_AIM OF THE EXERCISE_
Of all the lines in the material, how many include the word "Configuration"? Reply with the number alone.
::: RAW DATA
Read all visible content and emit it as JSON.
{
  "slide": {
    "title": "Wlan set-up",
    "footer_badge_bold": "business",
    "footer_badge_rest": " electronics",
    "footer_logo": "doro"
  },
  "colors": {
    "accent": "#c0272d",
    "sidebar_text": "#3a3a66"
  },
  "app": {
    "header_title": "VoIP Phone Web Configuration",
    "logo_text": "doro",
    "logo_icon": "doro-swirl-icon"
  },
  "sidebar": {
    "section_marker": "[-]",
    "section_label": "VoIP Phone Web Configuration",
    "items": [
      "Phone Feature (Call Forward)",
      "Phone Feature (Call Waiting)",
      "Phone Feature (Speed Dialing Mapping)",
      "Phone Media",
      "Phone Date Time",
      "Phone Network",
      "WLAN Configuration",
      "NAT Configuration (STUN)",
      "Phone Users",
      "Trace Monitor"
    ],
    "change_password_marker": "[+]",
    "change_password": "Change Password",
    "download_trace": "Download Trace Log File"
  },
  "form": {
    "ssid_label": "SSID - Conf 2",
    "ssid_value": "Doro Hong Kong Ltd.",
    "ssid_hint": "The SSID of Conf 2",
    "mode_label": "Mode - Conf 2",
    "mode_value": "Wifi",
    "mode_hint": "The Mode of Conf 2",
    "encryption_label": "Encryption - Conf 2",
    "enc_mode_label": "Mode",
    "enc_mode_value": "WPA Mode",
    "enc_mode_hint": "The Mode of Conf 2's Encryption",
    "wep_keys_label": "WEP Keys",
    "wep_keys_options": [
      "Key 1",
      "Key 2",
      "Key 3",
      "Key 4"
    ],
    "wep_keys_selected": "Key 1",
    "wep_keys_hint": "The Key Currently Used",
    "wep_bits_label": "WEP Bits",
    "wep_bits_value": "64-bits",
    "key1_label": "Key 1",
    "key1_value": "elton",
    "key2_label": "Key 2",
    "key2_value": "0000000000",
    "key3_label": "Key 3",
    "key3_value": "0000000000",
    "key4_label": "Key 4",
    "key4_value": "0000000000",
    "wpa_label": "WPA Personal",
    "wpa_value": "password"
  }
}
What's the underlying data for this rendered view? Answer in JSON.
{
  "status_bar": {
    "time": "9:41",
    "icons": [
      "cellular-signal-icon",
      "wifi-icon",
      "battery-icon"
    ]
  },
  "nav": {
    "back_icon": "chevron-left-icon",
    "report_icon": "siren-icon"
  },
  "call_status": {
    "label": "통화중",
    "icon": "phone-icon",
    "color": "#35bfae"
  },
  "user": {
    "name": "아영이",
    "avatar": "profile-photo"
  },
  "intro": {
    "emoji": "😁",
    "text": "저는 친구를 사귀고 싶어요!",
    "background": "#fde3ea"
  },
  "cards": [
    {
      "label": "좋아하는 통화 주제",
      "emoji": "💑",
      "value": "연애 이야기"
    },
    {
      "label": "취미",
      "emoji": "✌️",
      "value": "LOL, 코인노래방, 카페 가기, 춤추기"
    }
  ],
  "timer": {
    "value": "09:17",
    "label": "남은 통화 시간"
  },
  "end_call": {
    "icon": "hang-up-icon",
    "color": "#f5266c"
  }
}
::::::
_THE RESPONSE_
4